* DO THIS
All of the entries must be reproduced exactly, with no images carried over.

○ ○ ○ ○ ○

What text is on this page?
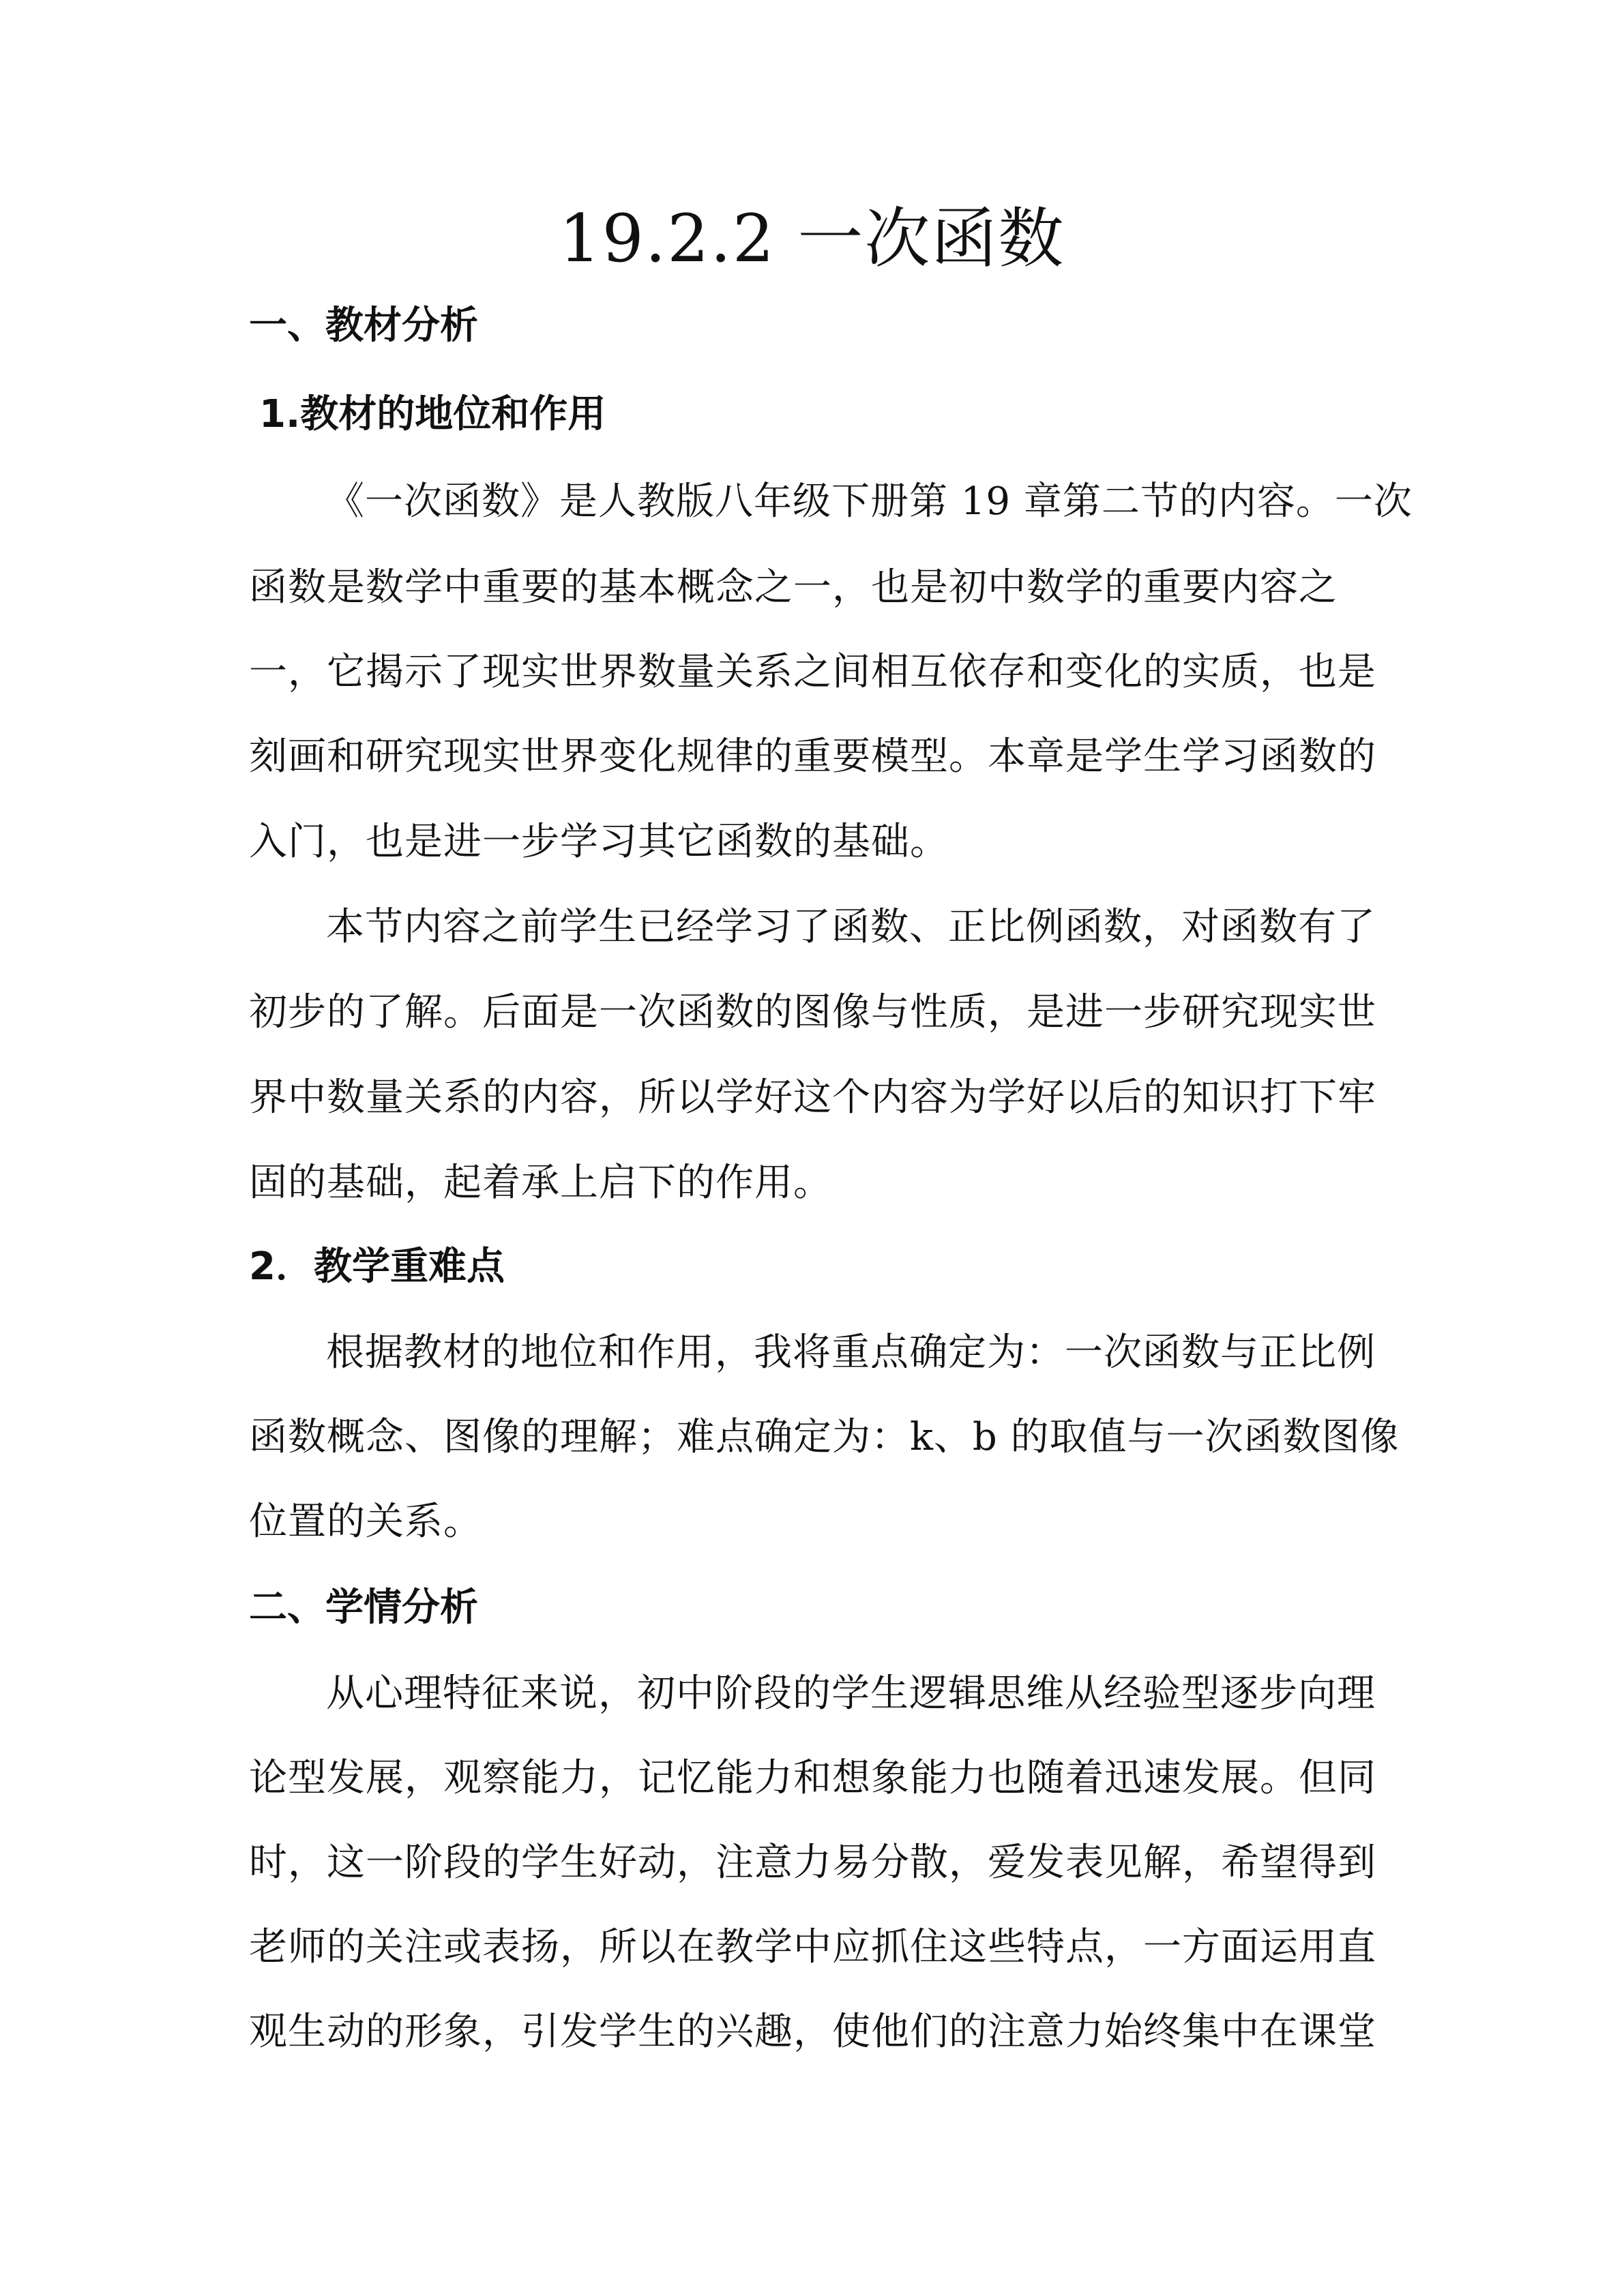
19.2.2 一次函数
一、教材分析
1.教材的地位和作用
《一次函数》是人教版八年级下册第 19 章第二节的内容。一次
函数是数学中重要的基本概念之一，也是初中数学的重要内容之
一，它揭示了现实世界数量关系之间相互依存和变化的实质，也是
刻画和研究现实世界变化规律的重要模型。本章是学生学习函数的
入门，也是进一步学习其它函数的基础。
本节内容之前学生已经学习了函数、正比例函数，对函数有了
初步的了解。后面是一次函数的图像与性质，是进一步研究现实世
界中数量关系的内容，所以学好这个内容为学好以后的知识打下牢
固的基础，起着承上启下的作用。
2．教学重难点
根据教材的地位和作用，我将重点确定为：一次函数与正比例
函数概念、图像的理解；难点确定为：k、b 的取值与一次函数图像
位置的关系。
二、学情分析
从心理特征来说，初中阶段的学生逻辑思维从经验型逐步向理
论型发展，观察能力，记忆能力和想象能力也随着迅速发展。但同
时，这一阶段的学生好动，注意力易分散，爱发表见解，希望得到
老师的关注或表扬，所以在教学中应抓住这些特点，一方面运用直
观生动的形象，引发学生的兴趣，使他们的注意力始终集中在课堂
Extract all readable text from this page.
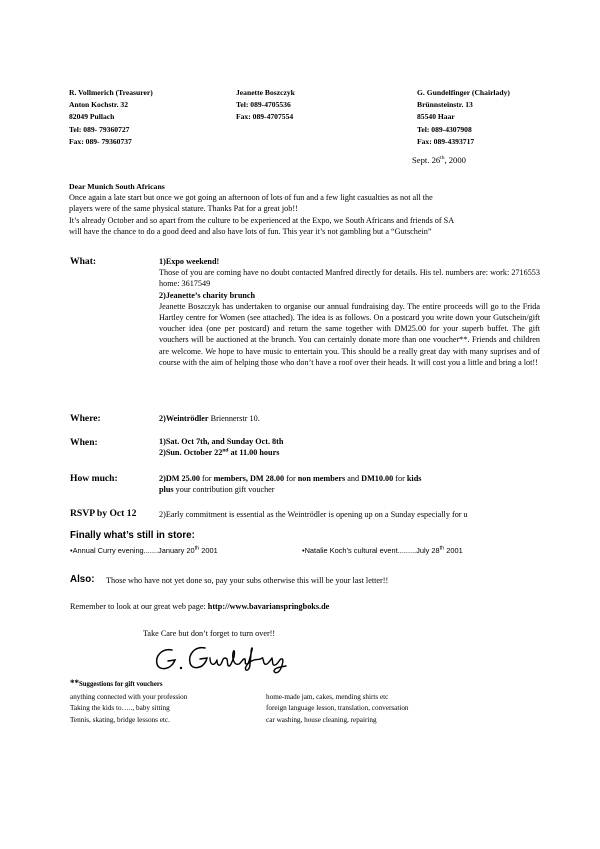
R. Vollmerich (Treasurer)
Anton Kochstr. 32
82049 Pullach
Tel: 089- 79360727
Fax: 089- 79360737
Jeanette Boszczyk
Tel: 089-4705536
Fax: 089-4707554
G. Gundelfinger (Chairlady)
Brünnsteinstr. 13
85540 Haar
Tel: 089-4307908
Fax: 089-4393717
Sept. 26th, 2000
Dear Munich South Africans
Once again a late start but once we got going an afternoon of lots of fun and a few light casualties as not all the
players were of the same physical stature. Thanks Pat for a great job!!
It’s already October and so apart from the culture to be experienced at the Expo, we South Africans and friends of SA
will have the chance to do a good deed and also have lots of fun. This year it’s not gambling but a “Gutschein”
What:	1)Expo weekend!

Those of you are coming have no doubt contacted Manfred directly for details. His tel. numbers are: work: 2716553 home: 3617549

2)Jeanette’s charity brunch

Jeanette Boszczyk has undertaken to organise our annual fundraising day. The entire proceeds will go to the Frida Hartley centre for Women (see attached). The idea is as follows. On a postcard you write down your Gutschein/gift voucher idea (one per postcard) and return the same together with DM25.00 for your superb buffet. The gift vouchers will be auctioned at the brunch. You can certainly donate more than one voucher**. Friends and children are welcome. We hope to have music to entertain you. This should be a really great day with many suprises and of course with the aim of helping those who don’t have a roof over their heads. It will cost you a little and bring a lot!!

Where:	2)Weintrödler Briennerstr 10.
When:	1)Sat. Oct 7th, and Sunday Oct. 8th
2)Sun. October 22nd at 11.00 hours
How much:	2)DM 25.00 for members, DM 28.00 for non members and DM10.00 for kids
plus your contribution gift voucher
RSVP by Oct 12	2)Early commitment is essential as the Weintrödler is opening up on a Sunday especially for u
Finally what’s still in store:
•Annual Curry evening.......January 20th 2001	•Natalie Koch’s cultural event.........July 28th 2001
Also: Those who have not yet done so, pay your subs otherwise this will be your last letter!!
Remember to look at our great web page: http://www.bavarianspringboks.de
Take Care but don’t forget to turn over!!
**Suggestions for gift vouchers
anything connected with your profession
Taking the kids to….., baby sitting
Tennis, skating, bridge lessons etc.
home-made jam, cakes, mending shirts etc
foreign language lesson, translation, conversation
car washing, house cleaning, repairing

○ ○ ○ ○ ○

* TASK SOLUTION
What text is on this page?
19.2.2 一次函数
一、教材分析
1.教材的地位和作用
《一次函数》是人教版八年级下册第 19 章第二节的内容。一次
函数是数学中重要的基本概念之一，也是初中数学的重要内容之
一，它揭示了现实世界数量关系之间相互依存和变化的实质，也是
刻画和研究现实世界变化规律的重要模型。本章是学生学习函数的
入门，也是进一步学习其它函数的基础。
本节内容之前学生已经学习了函数、正比例函数，对函数有了
初步的了解。后面是一次函数的图像与性质，是进一步研究现实世
界中数量关系的内容，所以学好这个内容为学好以后的知识打下牢
固的基础，起着承上启下的作用。
2．教学重难点
根据教材的地位和作用，我将重点确定为：一次函数与正比例
函数概念、图像的理解；难点确定为：k、b 的取值与一次函数图像
位置的关系。
二、学情分析
从心理特征来说，初中阶段的学生逻辑思维从经验型逐步向理
论型发展，观察能力，记忆能力和想象能力也随着迅速发展。但同
时，这一阶段的学生好动，注意力易分散，爱发表见解，希望得到
老师的关注或表扬，所以在教学中应抓住这些特点，一方面运用直
观生动的形象，引发学生的兴趣，使他们的注意力始终集中在课堂
Extract all readable text from this page.
R. Vollmerich (Treasurer)
Anton Kochstr. 32
82049 Pullach
Tel: 089- 79360727
Fax: 089- 79360737
Jeanette Boszczyk
Tel: 089-4705536
Fax: 089-4707554
G. Gundelfinger (Chairlady)
Brünnsteinstr. 13
85540 Haar
Tel: 089-4307908
Fax: 089-4393717
Sept. 26th, 2000
Dear Munich South Africans
Once again a late start but once we got going an afternoon of lots of fun and a few light casualties as not all the
players were of the same physical stature. Thanks Pat for a great job!!
It’s already October and so apart from the culture to be experienced at the Expo, we South Africans and friends of SA
will have the chance to do a good deed and also have lots of fun. This year it’s not gambling but a “Gutschein”
What:	1)Expo weekend!

Those of you are coming have no doubt contacted Manfred directly for details. His tel. numbers are: work: 2716553 home: 3617549

2)Jeanette’s charity brunch

Jeanette Boszczyk has undertaken to organise our annual fundraising day. The entire proceeds will go to the Frida Hartley centre for Women (see attached). The idea is as follows. On a postcard you write down your Gutschein/gift voucher idea (one per postcard) and return the same together with DM25.00 for your superb buffet. The gift vouchers will be auctioned at the brunch. You can certainly donate more than one voucher**. Friends and children are welcome. We hope to have music to entertain you. This should be a really great day with many suprises and of course with the aim of helping those who don’t have a roof over their heads. It will cost you a little and bring a lot!!

Where:	2)Weintrödler Briennerstr 10.
When:	1)Sat. Oct 7th, and Sunday Oct. 8th
2)Sun. October 22nd at 11.00 hours
How much:	2)DM 25.00 for members, DM 28.00 for non members and DM10.00 for kids
plus your contribution gift voucher
RSVP by Oct 12	2)Early commitment is essential as the Weintrödler is opening up on a Sunday especially for u
Finally what’s still in store:
•Annual Curry evening.......January 20th 2001	•Natalie Koch’s cultural event.........July 28th 2001
Also: Those who have not yet done so, pay your subs otherwise this will be your last letter!!
Remember to look at our great web page: http://www.bavarianspringboks.de
Take Care but don’t forget to turn over!!
**Suggestions for gift vouchers
anything connected with your profession
Taking the kids to….., baby sitting
Tennis, skating, bridge lessons etc.
home-made jam, cakes, mending shirts etc
foreign language lesson, translation, conversation
car washing, house cleaning, repairing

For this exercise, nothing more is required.